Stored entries

........

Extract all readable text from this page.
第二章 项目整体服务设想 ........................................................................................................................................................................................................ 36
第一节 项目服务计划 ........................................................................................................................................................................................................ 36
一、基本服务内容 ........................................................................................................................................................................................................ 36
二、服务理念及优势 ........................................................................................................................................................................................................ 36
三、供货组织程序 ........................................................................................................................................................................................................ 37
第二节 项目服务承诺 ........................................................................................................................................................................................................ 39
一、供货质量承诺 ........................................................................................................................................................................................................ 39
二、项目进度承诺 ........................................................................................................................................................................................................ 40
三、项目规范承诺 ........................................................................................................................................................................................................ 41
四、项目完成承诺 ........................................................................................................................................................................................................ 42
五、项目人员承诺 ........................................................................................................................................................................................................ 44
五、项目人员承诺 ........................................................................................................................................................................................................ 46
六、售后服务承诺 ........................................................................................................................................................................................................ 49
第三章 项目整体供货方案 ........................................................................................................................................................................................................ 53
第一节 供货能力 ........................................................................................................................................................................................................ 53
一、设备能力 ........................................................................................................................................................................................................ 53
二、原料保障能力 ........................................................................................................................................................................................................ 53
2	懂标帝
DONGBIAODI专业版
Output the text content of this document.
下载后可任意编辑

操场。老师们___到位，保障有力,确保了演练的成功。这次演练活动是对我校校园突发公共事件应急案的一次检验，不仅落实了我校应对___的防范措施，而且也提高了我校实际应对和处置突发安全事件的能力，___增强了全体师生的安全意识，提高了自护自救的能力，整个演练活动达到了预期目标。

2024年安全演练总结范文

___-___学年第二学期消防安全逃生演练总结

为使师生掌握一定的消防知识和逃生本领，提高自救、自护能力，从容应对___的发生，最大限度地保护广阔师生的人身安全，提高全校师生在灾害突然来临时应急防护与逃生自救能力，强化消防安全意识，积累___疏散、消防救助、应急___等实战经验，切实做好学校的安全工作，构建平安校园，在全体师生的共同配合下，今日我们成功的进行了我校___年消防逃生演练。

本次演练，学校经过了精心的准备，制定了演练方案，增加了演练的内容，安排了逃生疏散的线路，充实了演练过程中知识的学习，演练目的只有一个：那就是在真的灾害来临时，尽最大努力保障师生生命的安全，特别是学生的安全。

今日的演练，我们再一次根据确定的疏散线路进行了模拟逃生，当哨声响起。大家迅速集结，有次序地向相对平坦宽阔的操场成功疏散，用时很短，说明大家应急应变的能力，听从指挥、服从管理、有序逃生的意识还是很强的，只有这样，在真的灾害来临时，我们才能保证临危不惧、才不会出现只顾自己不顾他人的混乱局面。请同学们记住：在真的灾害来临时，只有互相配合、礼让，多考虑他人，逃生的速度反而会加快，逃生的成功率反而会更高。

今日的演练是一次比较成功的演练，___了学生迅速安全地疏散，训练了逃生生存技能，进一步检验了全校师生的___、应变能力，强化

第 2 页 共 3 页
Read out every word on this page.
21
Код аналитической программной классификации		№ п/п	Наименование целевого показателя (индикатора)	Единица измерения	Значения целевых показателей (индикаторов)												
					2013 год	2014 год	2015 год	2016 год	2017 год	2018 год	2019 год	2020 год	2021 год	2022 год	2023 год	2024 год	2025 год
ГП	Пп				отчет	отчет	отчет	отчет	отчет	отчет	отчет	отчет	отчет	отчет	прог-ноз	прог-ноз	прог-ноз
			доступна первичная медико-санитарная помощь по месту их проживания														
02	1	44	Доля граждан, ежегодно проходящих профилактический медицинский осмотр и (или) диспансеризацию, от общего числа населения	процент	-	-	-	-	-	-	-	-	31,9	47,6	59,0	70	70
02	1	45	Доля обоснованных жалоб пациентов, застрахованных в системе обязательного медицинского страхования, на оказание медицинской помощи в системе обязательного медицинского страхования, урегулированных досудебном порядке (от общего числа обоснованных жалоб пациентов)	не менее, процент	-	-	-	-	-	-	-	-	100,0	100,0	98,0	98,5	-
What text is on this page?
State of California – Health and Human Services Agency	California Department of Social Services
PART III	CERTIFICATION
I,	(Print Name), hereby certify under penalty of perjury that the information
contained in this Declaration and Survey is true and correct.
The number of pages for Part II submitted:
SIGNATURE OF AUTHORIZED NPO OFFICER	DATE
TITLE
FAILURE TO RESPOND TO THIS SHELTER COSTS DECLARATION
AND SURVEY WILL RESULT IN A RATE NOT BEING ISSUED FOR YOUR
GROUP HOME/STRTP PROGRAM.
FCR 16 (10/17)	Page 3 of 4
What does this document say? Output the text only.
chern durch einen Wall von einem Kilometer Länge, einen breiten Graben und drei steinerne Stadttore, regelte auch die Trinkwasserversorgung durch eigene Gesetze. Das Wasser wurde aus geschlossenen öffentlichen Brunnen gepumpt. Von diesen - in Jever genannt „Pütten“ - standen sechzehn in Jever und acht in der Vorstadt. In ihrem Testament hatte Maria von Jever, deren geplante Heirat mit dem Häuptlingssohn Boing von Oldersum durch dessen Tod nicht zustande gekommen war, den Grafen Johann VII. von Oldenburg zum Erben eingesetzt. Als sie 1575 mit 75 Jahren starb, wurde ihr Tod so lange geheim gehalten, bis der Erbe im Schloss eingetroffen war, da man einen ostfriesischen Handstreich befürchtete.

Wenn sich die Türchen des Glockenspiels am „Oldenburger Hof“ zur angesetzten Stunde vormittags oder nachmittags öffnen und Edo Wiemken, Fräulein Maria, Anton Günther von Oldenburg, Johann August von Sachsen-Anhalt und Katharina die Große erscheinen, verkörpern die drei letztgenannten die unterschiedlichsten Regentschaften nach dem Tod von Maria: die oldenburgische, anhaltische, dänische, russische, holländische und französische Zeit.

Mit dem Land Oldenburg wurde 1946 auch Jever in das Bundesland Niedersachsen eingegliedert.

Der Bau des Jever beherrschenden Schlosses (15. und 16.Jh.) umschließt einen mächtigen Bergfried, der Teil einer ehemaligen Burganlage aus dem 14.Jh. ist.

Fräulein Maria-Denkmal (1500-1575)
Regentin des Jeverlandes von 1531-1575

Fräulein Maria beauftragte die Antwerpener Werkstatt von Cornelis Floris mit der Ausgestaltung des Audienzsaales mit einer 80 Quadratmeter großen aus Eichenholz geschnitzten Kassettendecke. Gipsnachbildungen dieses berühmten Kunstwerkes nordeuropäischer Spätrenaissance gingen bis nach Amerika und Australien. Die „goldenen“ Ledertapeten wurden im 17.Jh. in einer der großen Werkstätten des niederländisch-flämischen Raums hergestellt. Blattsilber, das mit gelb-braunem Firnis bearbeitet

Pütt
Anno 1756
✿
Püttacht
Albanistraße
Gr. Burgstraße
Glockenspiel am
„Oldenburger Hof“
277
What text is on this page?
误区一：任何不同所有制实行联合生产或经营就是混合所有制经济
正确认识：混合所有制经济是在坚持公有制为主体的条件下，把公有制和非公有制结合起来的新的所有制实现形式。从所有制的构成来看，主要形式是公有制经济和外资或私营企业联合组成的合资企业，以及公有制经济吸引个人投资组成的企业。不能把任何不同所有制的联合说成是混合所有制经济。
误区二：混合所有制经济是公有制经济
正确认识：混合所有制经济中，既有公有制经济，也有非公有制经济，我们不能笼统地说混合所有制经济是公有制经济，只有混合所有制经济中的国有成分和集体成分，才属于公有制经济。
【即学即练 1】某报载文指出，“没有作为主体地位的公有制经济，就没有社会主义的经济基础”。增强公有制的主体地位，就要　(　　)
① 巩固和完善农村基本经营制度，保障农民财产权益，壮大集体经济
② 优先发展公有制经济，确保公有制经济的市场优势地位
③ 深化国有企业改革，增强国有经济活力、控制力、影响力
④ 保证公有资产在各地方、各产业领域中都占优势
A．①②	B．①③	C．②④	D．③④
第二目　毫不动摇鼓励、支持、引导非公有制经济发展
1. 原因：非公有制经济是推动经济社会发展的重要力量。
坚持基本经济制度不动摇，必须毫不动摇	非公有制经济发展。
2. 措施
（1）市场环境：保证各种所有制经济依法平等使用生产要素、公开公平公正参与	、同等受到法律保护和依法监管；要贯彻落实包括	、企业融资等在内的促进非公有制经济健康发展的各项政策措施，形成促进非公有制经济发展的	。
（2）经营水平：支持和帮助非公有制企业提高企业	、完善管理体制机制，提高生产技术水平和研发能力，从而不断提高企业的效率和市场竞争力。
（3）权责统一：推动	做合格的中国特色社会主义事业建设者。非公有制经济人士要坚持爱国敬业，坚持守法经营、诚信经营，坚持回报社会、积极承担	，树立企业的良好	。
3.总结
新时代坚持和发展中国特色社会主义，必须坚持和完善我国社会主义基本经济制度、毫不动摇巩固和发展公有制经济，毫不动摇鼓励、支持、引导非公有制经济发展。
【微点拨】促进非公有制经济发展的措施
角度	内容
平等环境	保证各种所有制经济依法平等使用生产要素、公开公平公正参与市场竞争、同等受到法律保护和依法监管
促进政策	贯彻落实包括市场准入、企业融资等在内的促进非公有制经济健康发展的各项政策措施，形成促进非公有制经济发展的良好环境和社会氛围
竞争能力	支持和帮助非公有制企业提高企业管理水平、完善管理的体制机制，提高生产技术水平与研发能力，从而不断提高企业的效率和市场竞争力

........

— Written problem —
From the listing above, return each line with the word "正确认识".

— Finished exercise —
正确认识：混合所有制经济是在坚持公有制为主体的条件下，把公有制和非公有制结合起来的新的所有制实现形式。从所有制的构成来看，主要形式是公有制经济和外资或私营企业联合组成的合资企业，以及公有制经济吸引个人投资组成的企业。不能把任何不同所有制的联合说成是混合所有制经济。
正确认识：混合所有制经济中，既有公有制经济，也有非公有制经济，我们不能笼统地说混合所有制经济是公有制经济，只有混合所有制经济中的国有成分和集体成分，才属于公有制经济。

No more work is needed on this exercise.